[Data entries]

= = = = =

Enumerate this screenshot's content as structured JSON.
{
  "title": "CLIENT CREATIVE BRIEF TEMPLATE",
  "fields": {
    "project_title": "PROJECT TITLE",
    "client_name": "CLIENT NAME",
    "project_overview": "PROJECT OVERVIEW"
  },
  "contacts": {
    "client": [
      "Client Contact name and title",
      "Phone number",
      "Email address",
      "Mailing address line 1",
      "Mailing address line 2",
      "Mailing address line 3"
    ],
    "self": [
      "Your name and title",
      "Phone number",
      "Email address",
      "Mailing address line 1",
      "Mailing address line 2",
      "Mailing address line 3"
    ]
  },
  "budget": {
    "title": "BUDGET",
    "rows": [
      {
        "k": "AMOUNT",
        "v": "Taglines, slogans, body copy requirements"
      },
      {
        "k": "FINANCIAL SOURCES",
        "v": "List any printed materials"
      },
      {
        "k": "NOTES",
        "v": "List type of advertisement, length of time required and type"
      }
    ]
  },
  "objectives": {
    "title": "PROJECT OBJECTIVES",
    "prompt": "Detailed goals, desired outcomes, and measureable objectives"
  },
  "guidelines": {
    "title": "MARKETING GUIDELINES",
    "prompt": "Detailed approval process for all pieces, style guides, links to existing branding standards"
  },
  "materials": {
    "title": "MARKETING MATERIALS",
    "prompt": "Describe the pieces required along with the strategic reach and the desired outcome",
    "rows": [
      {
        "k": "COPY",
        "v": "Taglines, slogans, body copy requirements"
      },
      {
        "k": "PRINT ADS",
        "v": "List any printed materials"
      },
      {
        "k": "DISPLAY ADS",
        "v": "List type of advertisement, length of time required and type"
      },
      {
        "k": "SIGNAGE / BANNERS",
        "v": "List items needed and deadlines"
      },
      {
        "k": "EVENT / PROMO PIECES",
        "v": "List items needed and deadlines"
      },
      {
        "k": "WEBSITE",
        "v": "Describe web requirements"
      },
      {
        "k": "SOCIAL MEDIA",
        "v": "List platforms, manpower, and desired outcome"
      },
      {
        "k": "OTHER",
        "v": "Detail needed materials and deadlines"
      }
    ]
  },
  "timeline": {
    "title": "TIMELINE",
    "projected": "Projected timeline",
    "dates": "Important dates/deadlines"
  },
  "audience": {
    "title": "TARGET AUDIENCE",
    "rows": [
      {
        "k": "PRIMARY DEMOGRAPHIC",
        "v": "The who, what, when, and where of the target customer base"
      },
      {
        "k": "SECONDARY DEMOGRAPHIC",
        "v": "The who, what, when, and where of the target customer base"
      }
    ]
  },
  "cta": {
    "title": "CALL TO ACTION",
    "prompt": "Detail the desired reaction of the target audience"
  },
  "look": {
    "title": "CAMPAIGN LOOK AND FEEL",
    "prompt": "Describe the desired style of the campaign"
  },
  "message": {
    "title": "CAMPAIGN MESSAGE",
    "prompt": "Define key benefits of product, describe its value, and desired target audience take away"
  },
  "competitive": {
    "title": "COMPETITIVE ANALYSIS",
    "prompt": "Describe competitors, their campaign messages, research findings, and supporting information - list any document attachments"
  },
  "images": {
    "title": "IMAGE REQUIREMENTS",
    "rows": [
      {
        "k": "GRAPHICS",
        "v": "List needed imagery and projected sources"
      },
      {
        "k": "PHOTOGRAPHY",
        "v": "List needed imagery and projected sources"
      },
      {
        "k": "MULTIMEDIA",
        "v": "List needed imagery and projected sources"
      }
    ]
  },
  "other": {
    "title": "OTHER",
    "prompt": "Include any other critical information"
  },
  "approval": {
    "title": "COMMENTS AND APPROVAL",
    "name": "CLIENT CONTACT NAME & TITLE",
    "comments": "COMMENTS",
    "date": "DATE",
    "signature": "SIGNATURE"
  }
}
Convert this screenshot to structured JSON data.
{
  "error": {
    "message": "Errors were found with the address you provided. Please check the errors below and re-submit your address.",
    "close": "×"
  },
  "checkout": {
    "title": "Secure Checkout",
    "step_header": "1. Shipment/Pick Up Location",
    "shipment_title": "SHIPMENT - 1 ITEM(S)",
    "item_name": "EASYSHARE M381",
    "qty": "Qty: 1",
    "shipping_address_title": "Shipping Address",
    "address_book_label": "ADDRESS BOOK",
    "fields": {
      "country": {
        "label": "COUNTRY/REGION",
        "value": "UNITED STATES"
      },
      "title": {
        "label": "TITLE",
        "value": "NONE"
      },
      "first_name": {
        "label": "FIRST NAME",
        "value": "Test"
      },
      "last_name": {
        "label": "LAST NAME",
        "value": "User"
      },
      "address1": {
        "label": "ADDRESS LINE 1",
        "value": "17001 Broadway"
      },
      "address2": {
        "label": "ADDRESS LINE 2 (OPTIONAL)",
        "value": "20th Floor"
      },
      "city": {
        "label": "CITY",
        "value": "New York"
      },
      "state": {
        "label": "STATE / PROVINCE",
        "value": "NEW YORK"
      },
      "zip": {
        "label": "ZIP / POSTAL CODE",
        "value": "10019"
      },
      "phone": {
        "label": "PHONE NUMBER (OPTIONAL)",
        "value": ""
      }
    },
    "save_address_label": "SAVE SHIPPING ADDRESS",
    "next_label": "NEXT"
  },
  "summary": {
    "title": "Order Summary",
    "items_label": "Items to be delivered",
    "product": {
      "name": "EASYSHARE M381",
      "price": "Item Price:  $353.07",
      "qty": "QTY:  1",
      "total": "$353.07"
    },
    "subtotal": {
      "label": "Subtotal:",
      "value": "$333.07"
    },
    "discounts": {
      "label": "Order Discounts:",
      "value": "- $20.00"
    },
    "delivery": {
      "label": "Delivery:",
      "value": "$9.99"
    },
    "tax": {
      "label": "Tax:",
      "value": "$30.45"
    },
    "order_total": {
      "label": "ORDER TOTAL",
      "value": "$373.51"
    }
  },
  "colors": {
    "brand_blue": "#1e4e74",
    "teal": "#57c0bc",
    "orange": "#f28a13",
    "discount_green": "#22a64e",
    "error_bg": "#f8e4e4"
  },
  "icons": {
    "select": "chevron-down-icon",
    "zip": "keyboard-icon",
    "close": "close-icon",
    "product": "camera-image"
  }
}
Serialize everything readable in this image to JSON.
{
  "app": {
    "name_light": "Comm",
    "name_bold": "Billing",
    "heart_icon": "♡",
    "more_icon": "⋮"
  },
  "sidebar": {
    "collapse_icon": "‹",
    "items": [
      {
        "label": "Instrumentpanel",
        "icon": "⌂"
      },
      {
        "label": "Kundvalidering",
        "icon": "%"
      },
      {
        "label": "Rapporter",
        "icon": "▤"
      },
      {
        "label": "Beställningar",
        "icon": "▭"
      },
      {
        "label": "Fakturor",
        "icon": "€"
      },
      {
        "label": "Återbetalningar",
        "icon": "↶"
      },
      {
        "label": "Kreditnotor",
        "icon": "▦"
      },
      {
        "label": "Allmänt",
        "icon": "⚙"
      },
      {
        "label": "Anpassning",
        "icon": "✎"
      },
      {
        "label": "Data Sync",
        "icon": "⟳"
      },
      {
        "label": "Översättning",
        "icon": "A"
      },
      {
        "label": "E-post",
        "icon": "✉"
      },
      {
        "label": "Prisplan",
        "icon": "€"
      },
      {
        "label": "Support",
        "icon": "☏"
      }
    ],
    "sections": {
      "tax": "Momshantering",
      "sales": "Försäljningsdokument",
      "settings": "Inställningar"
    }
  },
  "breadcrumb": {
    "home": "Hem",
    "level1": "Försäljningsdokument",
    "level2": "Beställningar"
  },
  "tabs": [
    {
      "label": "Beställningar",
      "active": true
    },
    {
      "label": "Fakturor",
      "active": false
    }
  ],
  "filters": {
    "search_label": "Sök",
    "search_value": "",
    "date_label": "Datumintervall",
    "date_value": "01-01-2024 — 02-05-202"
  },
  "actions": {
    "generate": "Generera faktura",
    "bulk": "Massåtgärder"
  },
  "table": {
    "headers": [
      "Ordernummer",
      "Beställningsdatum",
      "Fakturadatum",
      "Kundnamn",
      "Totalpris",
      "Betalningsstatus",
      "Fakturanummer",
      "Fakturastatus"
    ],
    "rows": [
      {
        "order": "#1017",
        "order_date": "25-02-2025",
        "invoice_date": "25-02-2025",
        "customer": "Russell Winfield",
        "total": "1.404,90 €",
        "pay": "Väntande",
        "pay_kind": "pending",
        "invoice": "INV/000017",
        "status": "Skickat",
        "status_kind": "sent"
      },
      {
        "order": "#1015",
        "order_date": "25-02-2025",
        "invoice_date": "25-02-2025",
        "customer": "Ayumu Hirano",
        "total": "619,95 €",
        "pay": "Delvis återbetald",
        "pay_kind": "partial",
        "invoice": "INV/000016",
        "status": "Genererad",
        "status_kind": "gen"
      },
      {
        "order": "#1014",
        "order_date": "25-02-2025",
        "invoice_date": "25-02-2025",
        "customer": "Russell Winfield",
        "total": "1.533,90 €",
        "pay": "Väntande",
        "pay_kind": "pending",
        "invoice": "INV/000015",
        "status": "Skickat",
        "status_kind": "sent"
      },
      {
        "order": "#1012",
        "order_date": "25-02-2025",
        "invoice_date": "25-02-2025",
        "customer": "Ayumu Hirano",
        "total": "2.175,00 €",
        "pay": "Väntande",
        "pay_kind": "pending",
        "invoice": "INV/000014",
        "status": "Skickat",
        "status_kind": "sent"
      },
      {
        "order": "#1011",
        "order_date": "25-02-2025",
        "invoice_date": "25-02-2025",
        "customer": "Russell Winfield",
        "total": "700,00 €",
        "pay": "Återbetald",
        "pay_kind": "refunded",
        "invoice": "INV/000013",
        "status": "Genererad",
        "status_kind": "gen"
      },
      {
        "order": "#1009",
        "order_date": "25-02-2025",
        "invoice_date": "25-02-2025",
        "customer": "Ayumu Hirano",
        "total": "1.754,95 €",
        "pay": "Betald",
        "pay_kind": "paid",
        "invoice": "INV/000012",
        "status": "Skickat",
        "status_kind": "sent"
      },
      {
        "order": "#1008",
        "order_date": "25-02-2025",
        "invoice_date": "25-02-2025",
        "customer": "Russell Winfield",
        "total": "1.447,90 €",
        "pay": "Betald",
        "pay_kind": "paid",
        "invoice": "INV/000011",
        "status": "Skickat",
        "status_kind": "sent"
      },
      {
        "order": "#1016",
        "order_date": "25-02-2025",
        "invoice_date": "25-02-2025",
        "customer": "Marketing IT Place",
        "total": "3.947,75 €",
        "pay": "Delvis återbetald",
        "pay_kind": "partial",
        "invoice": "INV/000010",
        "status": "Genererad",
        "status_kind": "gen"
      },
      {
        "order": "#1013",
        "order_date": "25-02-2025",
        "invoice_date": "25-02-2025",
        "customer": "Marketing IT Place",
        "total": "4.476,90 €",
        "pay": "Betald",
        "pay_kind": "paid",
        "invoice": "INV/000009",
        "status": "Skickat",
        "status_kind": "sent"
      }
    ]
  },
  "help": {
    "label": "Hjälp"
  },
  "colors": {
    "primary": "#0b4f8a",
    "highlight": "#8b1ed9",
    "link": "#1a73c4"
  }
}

= = = = =

What is needed —
Read the lines above. Gather those in which the string "DEMOGRAPHIC" is found.

Answer for the task —
        "k": "PRIMARY DEMOGRAPHIC",
        "k": "SECONDARY DEMOGRAPHIC",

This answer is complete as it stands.